◆ EXERCISE OBJECTIVE ◆
Copy all records verbatim.

----

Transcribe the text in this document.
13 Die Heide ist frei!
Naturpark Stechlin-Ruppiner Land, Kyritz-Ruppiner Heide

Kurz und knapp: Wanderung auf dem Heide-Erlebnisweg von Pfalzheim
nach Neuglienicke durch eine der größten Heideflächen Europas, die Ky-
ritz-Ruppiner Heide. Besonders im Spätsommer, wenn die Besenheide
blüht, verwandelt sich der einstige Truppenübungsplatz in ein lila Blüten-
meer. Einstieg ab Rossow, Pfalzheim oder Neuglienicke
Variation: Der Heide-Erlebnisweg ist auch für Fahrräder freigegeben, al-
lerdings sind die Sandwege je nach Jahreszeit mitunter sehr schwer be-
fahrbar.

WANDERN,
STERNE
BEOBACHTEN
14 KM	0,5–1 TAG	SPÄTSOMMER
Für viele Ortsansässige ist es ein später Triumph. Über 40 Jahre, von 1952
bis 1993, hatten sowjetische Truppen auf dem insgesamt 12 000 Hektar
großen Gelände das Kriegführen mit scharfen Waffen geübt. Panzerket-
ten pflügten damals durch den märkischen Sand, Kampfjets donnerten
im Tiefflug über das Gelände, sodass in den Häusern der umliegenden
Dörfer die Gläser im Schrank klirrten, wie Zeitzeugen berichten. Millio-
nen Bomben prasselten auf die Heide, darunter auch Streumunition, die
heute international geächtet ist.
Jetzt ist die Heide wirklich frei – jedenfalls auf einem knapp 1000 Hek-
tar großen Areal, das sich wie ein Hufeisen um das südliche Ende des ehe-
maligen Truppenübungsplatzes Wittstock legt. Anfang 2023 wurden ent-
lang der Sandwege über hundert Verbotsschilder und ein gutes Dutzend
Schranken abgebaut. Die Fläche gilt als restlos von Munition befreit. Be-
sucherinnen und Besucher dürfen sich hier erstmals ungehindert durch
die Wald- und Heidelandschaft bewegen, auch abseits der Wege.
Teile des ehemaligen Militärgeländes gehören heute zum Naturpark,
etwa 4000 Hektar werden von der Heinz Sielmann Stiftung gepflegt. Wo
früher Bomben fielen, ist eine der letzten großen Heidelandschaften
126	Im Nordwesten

----

◆ CORRECT ANSWER ◆
Transcribe the text in this document.
13 Die Heide ist frei!
Naturpark Stechlin-Ruppiner Land, Kyritz-Ruppiner Heide

Kurz und knapp: Wanderung auf dem Heide-Erlebnisweg von Pfalzheim
nach Neuglienicke durch eine der größten Heideflächen Europas, die Ky-
ritz-Ruppiner Heide. Besonders im Spätsommer, wenn die Besenheide
blüht, verwandelt sich der einstige Truppenübungsplatz in ein lila Blüten-
meer. Einstieg ab Rossow, Pfalzheim oder Neuglienicke
Variation: Der Heide-Erlebnisweg ist auch für Fahrräder freigegeben, al-
lerdings sind die Sandwege je nach Jahreszeit mitunter sehr schwer be-
fahrbar.

WANDERN,
STERNE
BEOBACHTEN
14 KM	0,5–1 TAG	SPÄTSOMMER
Für viele Ortsansässige ist es ein später Triumph. Über 40 Jahre, von 1952
bis 1993, hatten sowjetische Truppen auf dem insgesamt 12 000 Hektar
großen Gelände das Kriegführen mit scharfen Waffen geübt. Panzerket-
ten pflügten damals durch den märkischen Sand, Kampfjets donnerten
im Tiefflug über das Gelände, sodass in den Häusern der umliegenden
Dörfer die Gläser im Schrank klirrten, wie Zeitzeugen berichten. Millio-
nen Bomben prasselten auf die Heide, darunter auch Streumunition, die
heute international geächtet ist.
Jetzt ist die Heide wirklich frei – jedenfalls auf einem knapp 1000 Hek-
tar großen Areal, das sich wie ein Hufeisen um das südliche Ende des ehe-
maligen Truppenübungsplatzes Wittstock legt. Anfang 2023 wurden ent-
lang der Sandwege über hundert Verbotsschilder und ein gutes Dutzend
Schranken abgebaut. Die Fläche gilt als restlos von Munition befreit. Be-
sucherinnen und Besucher dürfen sich hier erstmals ungehindert durch
die Wald- und Heidelandschaft bewegen, auch abseits der Wege.
Teile des ehemaligen Militärgeländes gehören heute zum Naturpark,
etwa 4000 Hektar werden von der Heinz Sielmann Stiftung gepflegt. Wo
früher Bomben fielen, ist eine der letzten großen Heidelandschaften
126	Im Nordwesten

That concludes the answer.